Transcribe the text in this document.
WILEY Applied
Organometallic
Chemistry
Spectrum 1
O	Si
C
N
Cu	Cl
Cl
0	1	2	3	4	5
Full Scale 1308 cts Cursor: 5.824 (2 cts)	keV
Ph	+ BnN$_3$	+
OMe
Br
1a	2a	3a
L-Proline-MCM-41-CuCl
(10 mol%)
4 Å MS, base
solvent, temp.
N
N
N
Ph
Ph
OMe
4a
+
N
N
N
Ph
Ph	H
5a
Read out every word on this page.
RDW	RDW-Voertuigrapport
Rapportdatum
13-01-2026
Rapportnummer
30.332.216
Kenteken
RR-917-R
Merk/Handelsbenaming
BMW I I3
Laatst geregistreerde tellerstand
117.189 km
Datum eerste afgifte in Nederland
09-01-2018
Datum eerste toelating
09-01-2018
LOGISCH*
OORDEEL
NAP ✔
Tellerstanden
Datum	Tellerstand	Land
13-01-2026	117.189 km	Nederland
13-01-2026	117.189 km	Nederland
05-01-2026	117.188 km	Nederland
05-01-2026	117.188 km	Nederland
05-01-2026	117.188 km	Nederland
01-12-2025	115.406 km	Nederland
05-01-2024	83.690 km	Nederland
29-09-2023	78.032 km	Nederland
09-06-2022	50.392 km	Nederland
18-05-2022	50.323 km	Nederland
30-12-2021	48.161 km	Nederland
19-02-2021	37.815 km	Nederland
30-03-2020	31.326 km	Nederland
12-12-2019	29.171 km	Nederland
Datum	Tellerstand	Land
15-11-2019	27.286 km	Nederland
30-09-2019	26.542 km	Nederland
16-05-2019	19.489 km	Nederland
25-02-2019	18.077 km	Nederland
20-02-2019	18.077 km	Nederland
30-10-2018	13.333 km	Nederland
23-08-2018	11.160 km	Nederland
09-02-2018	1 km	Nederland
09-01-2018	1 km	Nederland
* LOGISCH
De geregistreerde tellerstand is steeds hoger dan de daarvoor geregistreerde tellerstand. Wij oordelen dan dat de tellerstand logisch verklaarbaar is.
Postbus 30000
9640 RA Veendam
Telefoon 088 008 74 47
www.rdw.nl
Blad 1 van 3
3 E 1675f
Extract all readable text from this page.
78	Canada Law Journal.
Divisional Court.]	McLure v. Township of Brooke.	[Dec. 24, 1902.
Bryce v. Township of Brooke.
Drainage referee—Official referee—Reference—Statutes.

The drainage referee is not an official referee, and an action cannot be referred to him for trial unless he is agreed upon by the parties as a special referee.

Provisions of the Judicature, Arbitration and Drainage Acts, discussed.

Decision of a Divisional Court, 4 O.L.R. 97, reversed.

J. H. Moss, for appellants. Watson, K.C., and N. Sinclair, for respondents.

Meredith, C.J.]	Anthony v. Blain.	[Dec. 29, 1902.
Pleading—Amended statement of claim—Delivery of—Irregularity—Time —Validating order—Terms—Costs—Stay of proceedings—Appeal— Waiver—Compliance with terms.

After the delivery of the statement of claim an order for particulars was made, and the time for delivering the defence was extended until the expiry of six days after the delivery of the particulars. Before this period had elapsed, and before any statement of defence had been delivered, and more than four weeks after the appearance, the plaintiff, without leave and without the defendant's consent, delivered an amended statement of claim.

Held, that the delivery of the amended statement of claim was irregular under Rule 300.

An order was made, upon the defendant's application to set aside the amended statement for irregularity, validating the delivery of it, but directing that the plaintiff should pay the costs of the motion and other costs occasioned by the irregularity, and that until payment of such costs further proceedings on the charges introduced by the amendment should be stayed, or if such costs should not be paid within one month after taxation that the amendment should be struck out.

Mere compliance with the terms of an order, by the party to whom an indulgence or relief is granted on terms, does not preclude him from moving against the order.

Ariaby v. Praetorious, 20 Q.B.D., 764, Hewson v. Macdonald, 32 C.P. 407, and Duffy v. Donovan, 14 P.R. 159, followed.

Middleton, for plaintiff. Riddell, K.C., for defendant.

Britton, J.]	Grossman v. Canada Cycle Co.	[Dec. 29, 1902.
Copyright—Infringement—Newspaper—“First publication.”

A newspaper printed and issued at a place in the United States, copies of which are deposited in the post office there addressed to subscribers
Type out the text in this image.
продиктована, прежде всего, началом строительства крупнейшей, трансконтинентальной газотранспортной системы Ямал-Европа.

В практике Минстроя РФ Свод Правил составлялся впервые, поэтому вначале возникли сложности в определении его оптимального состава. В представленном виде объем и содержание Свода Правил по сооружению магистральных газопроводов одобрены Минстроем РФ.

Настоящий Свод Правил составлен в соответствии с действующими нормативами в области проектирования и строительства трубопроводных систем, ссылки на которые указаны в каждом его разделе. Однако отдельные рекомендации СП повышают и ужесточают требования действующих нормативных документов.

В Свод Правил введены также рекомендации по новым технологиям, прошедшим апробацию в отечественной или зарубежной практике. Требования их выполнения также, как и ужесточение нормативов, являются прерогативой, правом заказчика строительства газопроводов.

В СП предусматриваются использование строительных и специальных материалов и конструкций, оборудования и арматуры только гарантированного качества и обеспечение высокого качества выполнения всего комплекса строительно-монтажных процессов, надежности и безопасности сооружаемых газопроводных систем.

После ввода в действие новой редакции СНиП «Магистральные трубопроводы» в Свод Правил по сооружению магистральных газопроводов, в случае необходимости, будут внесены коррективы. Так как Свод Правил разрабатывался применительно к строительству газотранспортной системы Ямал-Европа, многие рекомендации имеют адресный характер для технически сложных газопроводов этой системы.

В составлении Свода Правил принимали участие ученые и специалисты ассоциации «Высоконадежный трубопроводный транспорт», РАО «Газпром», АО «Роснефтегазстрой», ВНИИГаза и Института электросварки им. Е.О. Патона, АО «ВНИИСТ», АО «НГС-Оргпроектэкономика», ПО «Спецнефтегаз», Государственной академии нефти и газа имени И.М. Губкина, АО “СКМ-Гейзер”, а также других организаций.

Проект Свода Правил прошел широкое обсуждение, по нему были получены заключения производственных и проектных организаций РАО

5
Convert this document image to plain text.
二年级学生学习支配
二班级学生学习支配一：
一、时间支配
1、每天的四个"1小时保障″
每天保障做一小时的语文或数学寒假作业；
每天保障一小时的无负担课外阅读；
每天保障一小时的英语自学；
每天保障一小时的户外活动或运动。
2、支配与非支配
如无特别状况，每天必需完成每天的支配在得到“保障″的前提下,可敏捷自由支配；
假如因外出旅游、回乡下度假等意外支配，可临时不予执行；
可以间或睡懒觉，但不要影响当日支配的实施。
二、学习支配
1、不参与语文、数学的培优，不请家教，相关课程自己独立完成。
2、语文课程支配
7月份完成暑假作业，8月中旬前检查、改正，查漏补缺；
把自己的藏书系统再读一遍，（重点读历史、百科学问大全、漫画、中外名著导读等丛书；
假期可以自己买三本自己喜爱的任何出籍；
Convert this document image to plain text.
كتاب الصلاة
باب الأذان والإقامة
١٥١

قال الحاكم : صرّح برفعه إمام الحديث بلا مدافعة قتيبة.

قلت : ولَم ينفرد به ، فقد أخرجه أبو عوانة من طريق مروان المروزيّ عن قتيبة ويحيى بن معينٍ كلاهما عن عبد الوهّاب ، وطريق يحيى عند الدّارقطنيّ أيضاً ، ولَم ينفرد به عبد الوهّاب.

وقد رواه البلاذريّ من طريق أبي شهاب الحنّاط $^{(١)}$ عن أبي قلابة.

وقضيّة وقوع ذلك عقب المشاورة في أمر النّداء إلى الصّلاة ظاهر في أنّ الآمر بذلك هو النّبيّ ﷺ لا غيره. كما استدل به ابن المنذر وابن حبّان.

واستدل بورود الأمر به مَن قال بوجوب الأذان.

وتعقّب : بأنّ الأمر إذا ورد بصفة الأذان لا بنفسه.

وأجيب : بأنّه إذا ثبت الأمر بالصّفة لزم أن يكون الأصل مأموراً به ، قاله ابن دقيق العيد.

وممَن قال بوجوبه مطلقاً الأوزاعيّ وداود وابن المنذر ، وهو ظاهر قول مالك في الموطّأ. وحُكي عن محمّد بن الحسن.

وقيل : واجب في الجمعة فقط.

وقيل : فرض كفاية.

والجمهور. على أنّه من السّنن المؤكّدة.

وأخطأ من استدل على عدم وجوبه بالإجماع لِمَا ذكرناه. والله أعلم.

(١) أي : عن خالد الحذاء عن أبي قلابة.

= = =

- WHAT IS NEEDED -
Select all lines with the word "that" from the entries above.

- TASK ANSWER -
Held, that the delivery of the amended statement of claim was irregular under Rule 300.
An order was made, upon the defendant's application to set aside the amended statement for irregularity, validating the delivery of it, but directing that the plaintiff should pay the costs of the motion and other costs occasioned by the irregularity, and that until payment of such costs further proceedings on the charges introduced by the amendment should be stayed, or if such costs should not be paid within one month after taxation that the amendment should be struck out.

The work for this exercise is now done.